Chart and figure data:
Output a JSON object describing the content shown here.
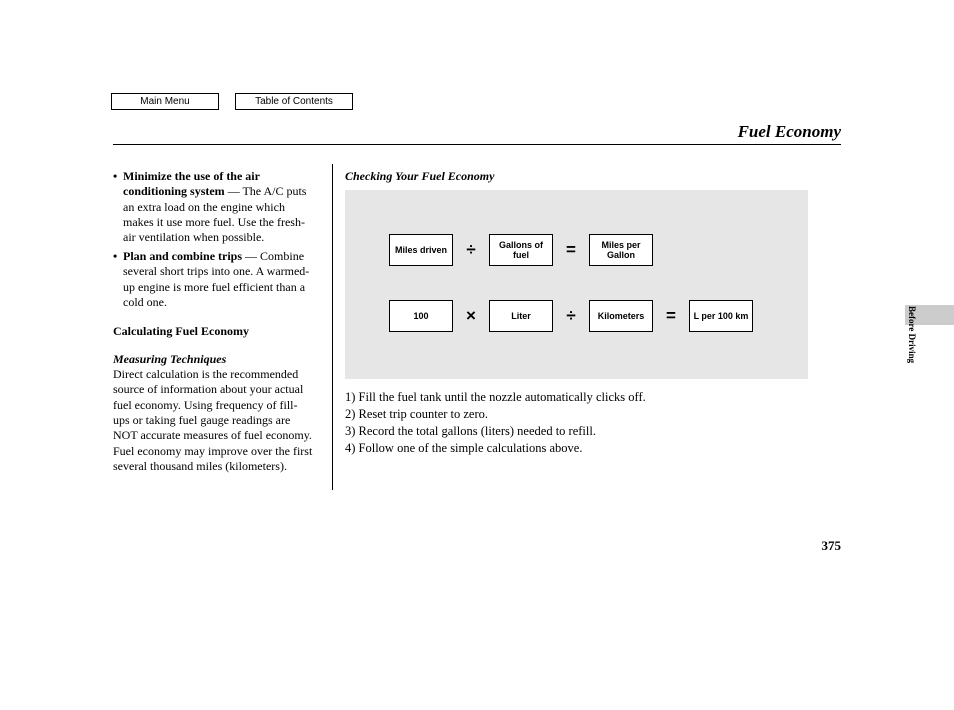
{
  "nav": {
    "main_menu": "Main Menu",
    "toc": "Table of Contents"
  },
  "page_title": "Fuel Economy",
  "side_label": "Before Driving",
  "page_number": "375",
  "left": {
    "bullets": [
      {
        "lead": "Minimize the use of the air conditioning system",
        "cont": " — The A/C puts an extra load on the engine which makes it use more fuel. Use the fresh-air ventilation when possible."
      },
      {
        "lead": "Plan and combine trips",
        "cont": " — Combine several short trips into one. A warmed-up engine is more fuel efficient than a cold one."
      }
    ],
    "calc_heading": "Calculating Fuel Economy",
    "measuring_heading": "Measuring Techniques",
    "measuring_body": "Direct calculation is the recommended source of information about your actual fuel economy. Using frequency of fill-ups or taking fuel gauge readings are NOT accurate measures of fuel economy. Fuel economy may improve over the first several thousand miles (kilometers)."
  },
  "right": {
    "heading": "Checking Your Fuel Economy",
    "diagram": {
      "background_color": "#e6e6e6",
      "box_bg": "#ffffff",
      "box_border": "#000000",
      "row1": {
        "box1": "Miles driven",
        "op1": "÷",
        "box2": "Gallons of fuel",
        "op2": "=",
        "box3": "Miles per Gallon"
      },
      "row2": {
        "box1": "100",
        "op1": "×",
        "box2": "Liter",
        "op2": "÷",
        "box3": "Kilometers",
        "op3": "=",
        "box4": "L per 100 km"
      }
    },
    "steps": {
      "s1": "1) Fill the fuel tank until the nozzle automatically clicks off.",
      "s2": "2) Reset trip counter to zero.",
      "s3": "3) Record the total gallons (liters) needed to refill.",
      "s4": "4) Follow one of the simple calculations above."
    }
  }
}
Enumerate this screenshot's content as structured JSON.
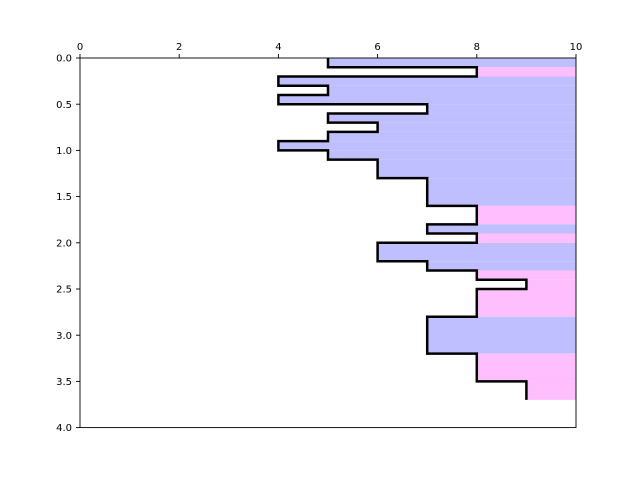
{
  "chart_data": {
    "type": "area",
    "title": "",
    "xlabel": "",
    "ylabel": "",
    "xlim": [
      0,
      10
    ],
    "ylim": [
      4.0,
      0.0
    ],
    "x_axis_position": "top",
    "y_inverted": true,
    "grid": false,
    "x_ticks": [
      0,
      2,
      4,
      6,
      8,
      10
    ],
    "x_tick_labels": [
      "0",
      "2",
      "4",
      "6",
      "8",
      "10"
    ],
    "y_ticks": [
      0.0,
      0.5,
      1.0,
      1.5,
      2.0,
      2.5,
      3.0,
      3.5,
      4.0
    ],
    "y_tick_labels": [
      "0.0",
      "0.5",
      "1.0",
      "1.5",
      "2.0",
      "2.5",
      "3.0",
      "3.5",
      "4.0"
    ],
    "fill_colors": {
      "blue": "#bfbfff",
      "pink": "#ffbfff"
    },
    "step_boundaries": [
      0.0,
      0.1,
      0.2,
      0.3,
      0.4,
      0.5,
      0.6,
      0.7,
      0.8,
      0.9,
      1.0,
      1.1,
      1.3,
      1.6,
      1.8,
      1.9,
      2.0,
      2.2,
      2.3,
      2.4,
      2.5,
      2.8,
      3.2,
      3.5,
      3.7
    ],
    "step_values": [
      5,
      8,
      4,
      5,
      4,
      7,
      5,
      6,
      5,
      4,
      5,
      6,
      7,
      8,
      7,
      8,
      6,
      7,
      8,
      9,
      8,
      7,
      8,
      9
    ],
    "step_fill": [
      "blue",
      "pink",
      "blue",
      "blue",
      "blue",
      "blue",
      "blue",
      "blue",
      "blue",
      "blue",
      "blue",
      "blue",
      "blue",
      "pink",
      "blue",
      "pink",
      "blue",
      "blue",
      "pink",
      "pink",
      "pink",
      "blue",
      "pink",
      "pink"
    ]
  }
}
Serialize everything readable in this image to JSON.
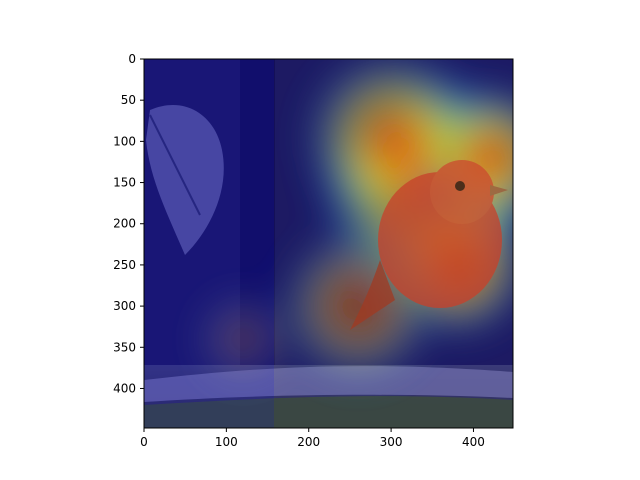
{
  "chart_data": {
    "type": "heatmap",
    "title": "",
    "xlabel": "",
    "ylabel": "",
    "xlim": [
      0,
      448
    ],
    "ylim": [
      448,
      0
    ],
    "x_ticks": [
      0,
      100,
      200,
      300,
      400
    ],
    "y_ticks": [
      0,
      50,
      100,
      150,
      200,
      250,
      300,
      350,
      400
    ],
    "colormap": "jet",
    "overlay_description_hidden": true,
    "hotspots": [
      {
        "x": 345,
        "y": 150,
        "intensity": 1.0,
        "radius": 140
      },
      {
        "x": 420,
        "y": 120,
        "intensity": 0.95,
        "radius": 90
      },
      {
        "x": 300,
        "y": 95,
        "intensity": 0.75,
        "radius": 110
      },
      {
        "x": 380,
        "y": 250,
        "intensity": 0.9,
        "radius": 90
      },
      {
        "x": 260,
        "y": 300,
        "intensity": 0.6,
        "radius": 100
      },
      {
        "x": 120,
        "y": 340,
        "intensity": 0.35,
        "radius": 60
      }
    ]
  }
}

-- The exercise --
All records must be output exactly as they are, except for the pictures, which are left out.

-- Task response --
Output a JSON object describing the content shown here.
{
  "nav": {
    "main_menu": "Main Menu",
    "toc": "Table of Contents"
  },
  "page_title": "Fuel Economy",
  "side_label": "Before Driving",
  "page_number": "375",
  "left": {
    "bullets": [
      {
        "lead": "Minimize the use of the air conditioning system",
        "cont": " — The A/C puts an extra load on the engine which makes it use more fuel. Use the fresh-air ventilation when possible."
      },
      {
        "lead": "Plan and combine trips",
        "cont": " — Combine several short trips into one. A warmed-up engine is more fuel efficient than a cold one."
      }
    ],
    "calc_heading": "Calculating Fuel Economy",
    "measuring_heading": "Measuring Techniques",
    "measuring_body": "Direct calculation is the recommended source of information about your actual fuel economy. Using frequency of fill-ups or taking fuel gauge readings are NOT accurate measures of fuel economy. Fuel economy may improve over the first several thousand miles (kilometers)."
  },
  "right": {
    "heading": "Checking Your Fuel Economy",
    "diagram": {
      "background_color": "#e6e6e6",
      "box_bg": "#ffffff",
      "box_border": "#000000",
      "row1": {
        "box1": "Miles driven",
        "op1": "÷",
        "box2": "Gallons of fuel",
        "op2": "=",
        "box3": "Miles per Gallon"
      },
      "row2": {
        "box1": "100",
        "op1": "×",
        "box2": "Liter",
        "op2": "÷",
        "box3": "Kilometers",
        "op3": "=",
        "box4": "L per 100 km"
      }
    },
    "steps": {
      "s1": "1) Fill the fuel tank until the nozzle automatically clicks off.",
      "s2": "2) Reset trip counter to zero.",
      "s3": "3) Record the total gallons (liters) needed to refill.",
      "s4": "4) Follow one of the simple calculations above."
    }
  }
}
Enumerate this screenshot's content as structured JSON.
{
  "chart_data": {
    "type": "area",
    "title": "",
    "xlabel": "",
    "ylabel": "",
    "xlim": [
      0,
      10
    ],
    "ylim": [
      4.0,
      0.0
    ],
    "x_axis_position": "top",
    "y_inverted": true,
    "grid": false,
    "x_ticks": [
      0,
      2,
      4,
      6,
      8,
      10
    ],
    "x_tick_labels": [
      "0",
      "2",
      "4",
      "6",
      "8",
      "10"
    ],
    "y_ticks": [
      0.0,
      0.5,
      1.0,
      1.5,
      2.0,
      2.5,
      3.0,
      3.5,
      4.0
    ],
    "y_tick_labels": [
      "0.0",
      "0.5",
      "1.0",
      "1.5",
      "2.0",
      "2.5",
      "3.0",
      "3.5",
      "4.0"
    ],
    "fill_colors": {
      "blue": "#bfbfff",
      "pink": "#ffbfff"
    },
    "step_boundaries": [
      0.0,
      0.1,
      0.2,
      0.3,
      0.4,
      0.5,
      0.6,
      0.7,
      0.8,
      0.9,
      1.0,
      1.1,
      1.3,
      1.6,
      1.8,
      1.9,
      2.0,
      2.2,
      2.3,
      2.4,
      2.5,
      2.8,
      3.2,
      3.5,
      3.7
    ],
    "step_values": [
      5,
      8,
      4,
      5,
      4,
      7,
      5,
      6,
      5,
      4,
      5,
      6,
      7,
      8,
      7,
      8,
      6,
      7,
      8,
      9,
      8,
      7,
      8,
      9
    ],
    "step_fill": [
      "blue",
      "pink",
      "blue",
      "blue",
      "blue",
      "blue",
      "blue",
      "blue",
      "blue",
      "blue",
      "blue",
      "blue",
      "blue",
      "pink",
      "blue",
      "pink",
      "blue",
      "blue",
      "pink",
      "pink",
      "pink",
      "blue",
      "pink",
      "pink"
    ]
  }
}
Serialize everything readable in this image to JSON.
{
  "chart_data": {
    "type": "heatmap",
    "title": "",
    "xlabel": "",
    "ylabel": "",
    "xlim": [
      0,
      448
    ],
    "ylim": [
      448,
      0
    ],
    "x_ticks": [
      0,
      100,
      200,
      300,
      400
    ],
    "y_ticks": [
      0,
      50,
      100,
      150,
      200,
      250,
      300,
      350,
      400
    ],
    "colormap": "jet",
    "overlay_description_hidden": true,
    "hotspots": [
      {
        "x": 345,
        "y": 150,
        "intensity": 1.0,
        "radius": 140
      },
      {
        "x": 420,
        "y": 120,
        "intensity": 0.95,
        "radius": 90
      },
      {
        "x": 300,
        "y": 95,
        "intensity": 0.75,
        "radius": 110
      },
      {
        "x": 380,
        "y": 250,
        "intensity": 0.9,
        "radius": 90
      },
      {
        "x": 260,
        "y": 300,
        "intensity": 0.6,
        "radius": 100
      },
      {
        "x": 120,
        "y": 340,
        "intensity": 0.35,
        "radius": 60
      }
    ]
  }
}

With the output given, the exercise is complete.